WHAT YOU SHOULD DO: Without omitting anything, retype the data that follows.

RECORDS FOR THIS EXERCISE:
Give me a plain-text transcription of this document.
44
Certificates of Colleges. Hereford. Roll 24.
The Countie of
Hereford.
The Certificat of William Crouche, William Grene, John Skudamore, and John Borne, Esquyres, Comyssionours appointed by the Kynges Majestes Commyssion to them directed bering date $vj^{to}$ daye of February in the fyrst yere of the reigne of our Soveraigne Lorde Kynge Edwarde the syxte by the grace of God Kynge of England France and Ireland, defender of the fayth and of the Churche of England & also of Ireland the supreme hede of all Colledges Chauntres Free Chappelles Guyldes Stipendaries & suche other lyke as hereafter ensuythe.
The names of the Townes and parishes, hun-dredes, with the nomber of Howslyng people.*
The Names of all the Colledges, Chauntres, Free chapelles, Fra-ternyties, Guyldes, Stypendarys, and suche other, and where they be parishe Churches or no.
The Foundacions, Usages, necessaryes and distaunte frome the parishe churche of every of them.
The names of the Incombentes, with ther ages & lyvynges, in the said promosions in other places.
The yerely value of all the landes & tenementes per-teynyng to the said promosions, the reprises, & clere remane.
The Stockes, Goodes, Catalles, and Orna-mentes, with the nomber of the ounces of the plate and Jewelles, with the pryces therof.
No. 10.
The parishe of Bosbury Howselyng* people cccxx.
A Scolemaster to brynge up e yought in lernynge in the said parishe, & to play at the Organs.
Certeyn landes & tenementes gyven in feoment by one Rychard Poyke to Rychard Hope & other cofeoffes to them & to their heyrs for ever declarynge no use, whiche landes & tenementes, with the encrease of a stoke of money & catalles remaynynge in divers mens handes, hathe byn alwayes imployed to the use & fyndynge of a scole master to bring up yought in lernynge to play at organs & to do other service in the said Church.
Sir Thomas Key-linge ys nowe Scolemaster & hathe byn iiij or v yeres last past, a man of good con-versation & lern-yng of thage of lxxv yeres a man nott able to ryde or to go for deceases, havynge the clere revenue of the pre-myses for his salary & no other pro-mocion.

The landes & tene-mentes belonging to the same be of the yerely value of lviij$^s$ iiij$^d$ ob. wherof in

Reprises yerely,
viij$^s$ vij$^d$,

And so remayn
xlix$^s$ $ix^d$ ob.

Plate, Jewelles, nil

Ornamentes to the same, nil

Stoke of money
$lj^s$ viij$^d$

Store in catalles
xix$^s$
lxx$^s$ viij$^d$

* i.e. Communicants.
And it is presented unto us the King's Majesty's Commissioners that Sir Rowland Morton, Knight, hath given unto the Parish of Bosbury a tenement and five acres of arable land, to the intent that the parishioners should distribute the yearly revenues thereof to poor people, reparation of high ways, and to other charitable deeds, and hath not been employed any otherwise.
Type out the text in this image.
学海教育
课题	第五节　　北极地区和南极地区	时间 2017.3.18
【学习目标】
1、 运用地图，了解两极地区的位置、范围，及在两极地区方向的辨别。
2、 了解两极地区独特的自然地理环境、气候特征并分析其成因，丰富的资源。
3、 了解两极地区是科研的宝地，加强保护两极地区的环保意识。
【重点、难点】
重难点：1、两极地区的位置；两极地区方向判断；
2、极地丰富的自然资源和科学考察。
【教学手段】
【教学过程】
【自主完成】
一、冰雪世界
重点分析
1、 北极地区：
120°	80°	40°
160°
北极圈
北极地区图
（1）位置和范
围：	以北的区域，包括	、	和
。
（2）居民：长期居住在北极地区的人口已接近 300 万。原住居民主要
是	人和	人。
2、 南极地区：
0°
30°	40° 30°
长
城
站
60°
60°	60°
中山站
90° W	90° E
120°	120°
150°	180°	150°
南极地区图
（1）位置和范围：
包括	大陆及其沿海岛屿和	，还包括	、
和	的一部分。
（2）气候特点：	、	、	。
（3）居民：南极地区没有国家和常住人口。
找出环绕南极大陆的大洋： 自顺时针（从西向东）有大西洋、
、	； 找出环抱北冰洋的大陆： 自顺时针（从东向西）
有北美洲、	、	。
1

FULL ANSWER:
Give me a plain-text transcription of this document.
44
Certificates of Colleges. Hereford. Roll 24.
The Countie of
Hereford.
The Certificat of William Crouche, William Grene, John Skudamore, and John Borne, Esquyres, Comyssionours appointed by the Kynges Majestes Commyssion to them directed bering date $vj^{to}$ daye of February in the fyrst yere of the reigne of our Soveraigne Lorde Kynge Edwarde the syxte by the grace of God Kynge of England France and Ireland, defender of the fayth and of the Churche of England & also of Ireland the supreme hede of all Colledges Chauntres Free Chappelles Guyldes Stipendaries & suche other lyke as hereafter ensuythe.
The names of the Townes and parishes, hun-dredes, with the nomber of Howslyng people.*
The Names of all the Colledges, Chauntres, Free chapelles, Fra-ternyties, Guyldes, Stypendarys, and suche other, and where they be parishe Churches or no.
The Foundacions, Usages, necessaryes and distaunte frome the parishe churche of every of them.
The names of the Incombentes, with ther ages & lyvynges, in the said promosions in other places.
The yerely value of all the landes & tenementes per-teynyng to the said promosions, the reprises, & clere remane.
The Stockes, Goodes, Catalles, and Orna-mentes, with the nomber of the ounces of the plate and Jewelles, with the pryces therof.
No. 10.
The parishe of Bosbury Howselyng* people cccxx.
A Scolemaster to brynge up e yought in lernynge in the said parishe, & to play at the Organs.
Certeyn landes & tenementes gyven in feoment by one Rychard Poyke to Rychard Hope & other cofeoffes to them & to their heyrs for ever declarynge no use, whiche landes & tenementes, with the encrease of a stoke of money & catalles remaynynge in divers mens handes, hathe byn alwayes imployed to the use & fyndynge of a scole master to bring up yought in lernynge to play at organs & to do other service in the said Church.
Sir Thomas Key-linge ys nowe Scolemaster & hathe byn iiij or v yeres last past, a man of good con-versation & lern-yng of thage of lxxv yeres a man nott able to ryde or to go for deceases, havynge the clere revenue of the pre-myses for his salary & no other pro-mocion.

The landes & tene-mentes belonging to the same be of the yerely value of lviij$^s$ iiij$^d$ ob. wherof in

Reprises yerely,
viij$^s$ vij$^d$,

And so remayn
xlix$^s$ $ix^d$ ob.

Plate, Jewelles, nil

Ornamentes to the same, nil

Stoke of money
$lj^s$ viij$^d$

Store in catalles
xix$^s$
lxx$^s$ viij$^d$

* i.e. Communicants.
And it is presented unto us the King's Majesty's Commissioners that Sir Rowland Morton, Knight, hath given unto the Parish of Bosbury a tenement and five acres of arable land, to the intent that the parishioners should distribute the yearly revenues thereof to poor people, reparation of high ways, and to other charitable deeds, and hath not been employed any otherwise.
Type out the text in this image.
学海教育
课题	第五节　　北极地区和南极地区	时间 2017.3.18
【学习目标】
1、 运用地图，了解两极地区的位置、范围，及在两极地区方向的辨别。
2、 了解两极地区独特的自然地理环境、气候特征并分析其成因，丰富的资源。
3、 了解两极地区是科研的宝地，加强保护两极地区的环保意识。
【重点、难点】
重难点：1、两极地区的位置；两极地区方向判断；
2、极地丰富的自然资源和科学考察。
【教学手段】
【教学过程】
【自主完成】
一、冰雪世界
重点分析
1、 北极地区：
120°	80°	40°
160°
北极圈
北极地区图
（1）位置和范
围：	以北的区域，包括	、	和
。
（2）居民：长期居住在北极地区的人口已接近 300 万。原住居民主要
是	人和	人。
2、 南极地区：
0°
30°	40° 30°
长
城
站
60°
60°	60°
中山站
90° W	90° E
120°	120°
150°	180°	150°
南极地区图
（1）位置和范围：
包括	大陆及其沿海岛屿和	，还包括	、
和	的一部分。
（2）气候特点：	、	、	。
（3）居民：南极地区没有国家和常住人口。
找出环绕南极大陆的大洋： 自顺时针（从西向东）有大西洋、
、	； 找出环抱北冰洋的大陆： 自顺时针（从东向西）
有北美洲、	、	。
1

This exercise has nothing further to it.